### Description of the task
Filter the entries that follow, copying every line in which the word "Bangkok" appears.

### Given records
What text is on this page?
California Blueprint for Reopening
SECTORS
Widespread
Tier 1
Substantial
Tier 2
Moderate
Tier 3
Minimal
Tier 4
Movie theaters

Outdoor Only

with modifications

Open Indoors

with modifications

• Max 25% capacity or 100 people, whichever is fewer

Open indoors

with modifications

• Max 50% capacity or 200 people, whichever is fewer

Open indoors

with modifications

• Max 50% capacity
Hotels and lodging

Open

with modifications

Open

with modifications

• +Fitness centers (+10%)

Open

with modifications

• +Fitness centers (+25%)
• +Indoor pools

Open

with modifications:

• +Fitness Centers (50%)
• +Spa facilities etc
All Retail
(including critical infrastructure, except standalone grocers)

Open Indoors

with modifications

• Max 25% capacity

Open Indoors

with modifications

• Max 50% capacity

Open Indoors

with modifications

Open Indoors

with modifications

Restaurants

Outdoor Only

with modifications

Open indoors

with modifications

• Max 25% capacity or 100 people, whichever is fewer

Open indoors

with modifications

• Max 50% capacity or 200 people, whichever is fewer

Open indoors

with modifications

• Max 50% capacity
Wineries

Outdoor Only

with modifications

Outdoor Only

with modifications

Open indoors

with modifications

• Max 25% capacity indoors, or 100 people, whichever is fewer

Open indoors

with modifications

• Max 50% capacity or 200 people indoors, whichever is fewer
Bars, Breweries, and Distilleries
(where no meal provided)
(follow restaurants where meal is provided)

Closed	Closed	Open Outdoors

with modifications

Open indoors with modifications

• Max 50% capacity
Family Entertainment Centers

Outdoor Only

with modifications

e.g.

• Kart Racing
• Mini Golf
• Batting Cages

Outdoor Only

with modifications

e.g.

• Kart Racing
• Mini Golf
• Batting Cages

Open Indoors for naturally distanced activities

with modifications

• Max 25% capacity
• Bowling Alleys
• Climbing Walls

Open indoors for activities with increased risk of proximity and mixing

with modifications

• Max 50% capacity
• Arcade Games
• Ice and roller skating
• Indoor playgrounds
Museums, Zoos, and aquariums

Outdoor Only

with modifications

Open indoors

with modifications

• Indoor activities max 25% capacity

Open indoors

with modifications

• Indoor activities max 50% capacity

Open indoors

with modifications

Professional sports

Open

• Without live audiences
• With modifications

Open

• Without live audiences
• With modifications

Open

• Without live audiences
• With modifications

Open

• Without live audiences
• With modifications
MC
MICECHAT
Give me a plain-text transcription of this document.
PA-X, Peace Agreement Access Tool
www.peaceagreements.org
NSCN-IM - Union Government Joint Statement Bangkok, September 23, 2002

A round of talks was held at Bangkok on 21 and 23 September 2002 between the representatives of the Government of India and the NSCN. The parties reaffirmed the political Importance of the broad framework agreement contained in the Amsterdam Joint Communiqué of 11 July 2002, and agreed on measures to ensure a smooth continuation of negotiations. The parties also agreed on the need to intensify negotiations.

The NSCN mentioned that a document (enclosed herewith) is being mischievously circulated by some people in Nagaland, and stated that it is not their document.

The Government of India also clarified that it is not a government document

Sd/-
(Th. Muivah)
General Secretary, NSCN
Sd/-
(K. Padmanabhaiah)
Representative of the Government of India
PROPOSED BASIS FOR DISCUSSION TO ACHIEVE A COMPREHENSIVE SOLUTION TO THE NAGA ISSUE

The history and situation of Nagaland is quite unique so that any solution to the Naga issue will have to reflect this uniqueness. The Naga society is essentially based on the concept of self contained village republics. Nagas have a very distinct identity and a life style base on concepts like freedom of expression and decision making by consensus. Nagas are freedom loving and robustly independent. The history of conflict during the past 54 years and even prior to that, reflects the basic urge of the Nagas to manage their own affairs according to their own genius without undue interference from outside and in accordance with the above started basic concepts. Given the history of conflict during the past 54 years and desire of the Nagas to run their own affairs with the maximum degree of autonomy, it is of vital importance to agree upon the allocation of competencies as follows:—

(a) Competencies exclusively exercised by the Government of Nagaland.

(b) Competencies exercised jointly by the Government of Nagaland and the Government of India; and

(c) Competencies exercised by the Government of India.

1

### Problem solution
NSCN-IM - Union Government Joint Statement Bangkok, September 23, 2002
A round of talks was held at Bangkok on 21 and 23 September 2002 between the representatives of the Government of India and the NSCN. The parties reaffirmed the political Importance of the broad framework agreement contained in the Amsterdam Joint Communiqué of 11 July 2002, and agreed on measures to ensure a smooth continuation of negotiations. The parties also agreed on the need to intensify negotiations.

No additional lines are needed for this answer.